══ Excerpt provided ══

The fear among proponents is that instead of using a scalpel, the justices will use blunt instruments and take a whack at the core protections.
The individual mandate is included in Title I of the ACA, which has numerous titles and spans hundreds of pages. Some of the law’s more well-known protections are codified in Title I, including protections for those with pre-existing conditions, coverage for preventive health services, and allowing dependents to stay on their parents’ plan until age 26, just to name a few.
So, if the individual mandate is unconstitutional, does that throw all of Title I into jeopardy?
The individual mandate was a mechanism to spur healthy people to enroll in coverage instead of waiting until they’re sick. It was thought to be important to drive healthy consumers to coverage, especially if insurers were going to be required to cover everyone regardless of pre-existing conditions or health status.
Although the Trump administration’s Department of Justice has since changed its position, it originally argued the individual mandate is unconstitutional and severable — but the mandate was so essential to guaranteed-issue and community-rating provisions, they would have to be cut from the law as well. Those hallmark provisions guarantee insurance coverage to people regardless of their health status and prevents insurers from charging people more due to their status.
Some advocacy groups, worried about how the justices may rule on the severability question, submitted friend of the court briefs laying out their arguments on what should be kept intact.
In its 41-page brief, the National Health Law Program argues Medicaid expansion and other provisions bolstering the program should remain untouched if the justices start slicing and dicing the law. The brief also points out a handful of times that the Medicaid provisions are included in Title II of the law, a possible nod to the concern around the potential vulnerability of Title I.

═══
══ Available data ══

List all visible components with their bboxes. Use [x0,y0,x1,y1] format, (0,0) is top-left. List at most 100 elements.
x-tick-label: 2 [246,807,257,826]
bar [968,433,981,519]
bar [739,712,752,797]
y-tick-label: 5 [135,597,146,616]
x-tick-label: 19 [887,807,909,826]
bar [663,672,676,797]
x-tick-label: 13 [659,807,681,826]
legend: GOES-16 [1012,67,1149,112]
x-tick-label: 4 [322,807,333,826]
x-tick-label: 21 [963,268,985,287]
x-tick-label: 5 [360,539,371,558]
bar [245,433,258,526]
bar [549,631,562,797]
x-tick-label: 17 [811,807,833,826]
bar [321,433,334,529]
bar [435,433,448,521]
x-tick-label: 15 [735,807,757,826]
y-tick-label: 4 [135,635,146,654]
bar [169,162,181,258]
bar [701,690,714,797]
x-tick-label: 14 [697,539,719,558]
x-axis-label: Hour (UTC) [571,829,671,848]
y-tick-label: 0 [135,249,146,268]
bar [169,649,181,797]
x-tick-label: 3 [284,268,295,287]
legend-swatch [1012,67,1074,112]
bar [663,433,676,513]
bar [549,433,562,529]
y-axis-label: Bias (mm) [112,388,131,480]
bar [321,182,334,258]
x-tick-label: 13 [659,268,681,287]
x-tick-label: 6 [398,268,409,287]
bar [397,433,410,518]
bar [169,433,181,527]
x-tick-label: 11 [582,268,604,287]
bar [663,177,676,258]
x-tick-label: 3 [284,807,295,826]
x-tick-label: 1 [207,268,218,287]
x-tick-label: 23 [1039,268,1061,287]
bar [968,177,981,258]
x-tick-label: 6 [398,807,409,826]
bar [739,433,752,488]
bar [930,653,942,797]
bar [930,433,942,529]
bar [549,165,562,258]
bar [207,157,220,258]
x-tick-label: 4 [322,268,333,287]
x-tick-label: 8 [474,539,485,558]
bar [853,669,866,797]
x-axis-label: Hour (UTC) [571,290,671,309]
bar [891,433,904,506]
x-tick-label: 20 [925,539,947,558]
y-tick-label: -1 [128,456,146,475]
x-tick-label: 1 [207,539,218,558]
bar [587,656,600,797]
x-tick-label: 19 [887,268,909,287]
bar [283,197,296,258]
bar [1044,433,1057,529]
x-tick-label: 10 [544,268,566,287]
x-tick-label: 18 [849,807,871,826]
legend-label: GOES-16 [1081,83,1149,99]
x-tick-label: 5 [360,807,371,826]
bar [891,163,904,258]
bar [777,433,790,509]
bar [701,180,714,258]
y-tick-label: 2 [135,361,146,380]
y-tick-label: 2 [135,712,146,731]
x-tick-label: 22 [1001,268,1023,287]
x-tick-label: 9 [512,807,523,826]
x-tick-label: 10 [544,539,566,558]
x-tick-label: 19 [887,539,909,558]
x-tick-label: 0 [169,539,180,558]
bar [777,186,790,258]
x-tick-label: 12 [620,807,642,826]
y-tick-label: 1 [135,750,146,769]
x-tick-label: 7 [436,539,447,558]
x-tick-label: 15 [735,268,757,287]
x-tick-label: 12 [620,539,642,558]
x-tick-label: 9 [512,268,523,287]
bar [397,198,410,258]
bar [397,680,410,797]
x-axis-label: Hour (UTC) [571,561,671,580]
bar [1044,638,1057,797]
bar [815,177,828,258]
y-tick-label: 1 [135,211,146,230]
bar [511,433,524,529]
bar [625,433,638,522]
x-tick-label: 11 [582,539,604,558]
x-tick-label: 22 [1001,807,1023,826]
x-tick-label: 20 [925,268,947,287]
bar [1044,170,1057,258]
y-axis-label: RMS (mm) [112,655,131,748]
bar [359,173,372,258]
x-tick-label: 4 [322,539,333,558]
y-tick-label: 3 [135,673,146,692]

═══

**What you will do**
From the excerpt on the Affordable Care Act, list each protection it names as codified in Title I.

**Answer box**
- Protections for those with pre-existing conditions
- Coverage for preventive health services
- Allowing dependents to stay on their parents' plan until age 26